- AIM
Give, as a bare number, the count of lines that contain the word "time".

[Source data]

____

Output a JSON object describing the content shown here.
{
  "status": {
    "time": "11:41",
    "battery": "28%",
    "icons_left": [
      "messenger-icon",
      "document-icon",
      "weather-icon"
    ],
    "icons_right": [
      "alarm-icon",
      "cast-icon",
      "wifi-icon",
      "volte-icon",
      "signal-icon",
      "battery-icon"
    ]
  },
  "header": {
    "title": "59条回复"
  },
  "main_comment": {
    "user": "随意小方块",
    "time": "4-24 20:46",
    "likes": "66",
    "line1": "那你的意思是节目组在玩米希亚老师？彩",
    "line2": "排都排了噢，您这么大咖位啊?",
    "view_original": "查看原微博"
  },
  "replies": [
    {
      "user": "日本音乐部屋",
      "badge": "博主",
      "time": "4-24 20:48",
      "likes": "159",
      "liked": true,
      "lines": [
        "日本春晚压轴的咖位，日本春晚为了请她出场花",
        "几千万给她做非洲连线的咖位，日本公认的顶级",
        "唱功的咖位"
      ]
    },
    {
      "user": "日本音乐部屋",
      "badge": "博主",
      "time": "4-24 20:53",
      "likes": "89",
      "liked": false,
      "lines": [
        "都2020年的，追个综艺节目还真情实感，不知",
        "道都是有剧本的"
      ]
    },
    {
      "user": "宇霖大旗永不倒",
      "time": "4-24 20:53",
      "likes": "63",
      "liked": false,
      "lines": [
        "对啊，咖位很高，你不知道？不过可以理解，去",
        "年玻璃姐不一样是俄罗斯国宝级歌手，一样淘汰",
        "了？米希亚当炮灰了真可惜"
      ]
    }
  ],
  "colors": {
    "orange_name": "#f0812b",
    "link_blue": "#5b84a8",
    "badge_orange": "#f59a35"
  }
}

____

- TASK OUTPUT
5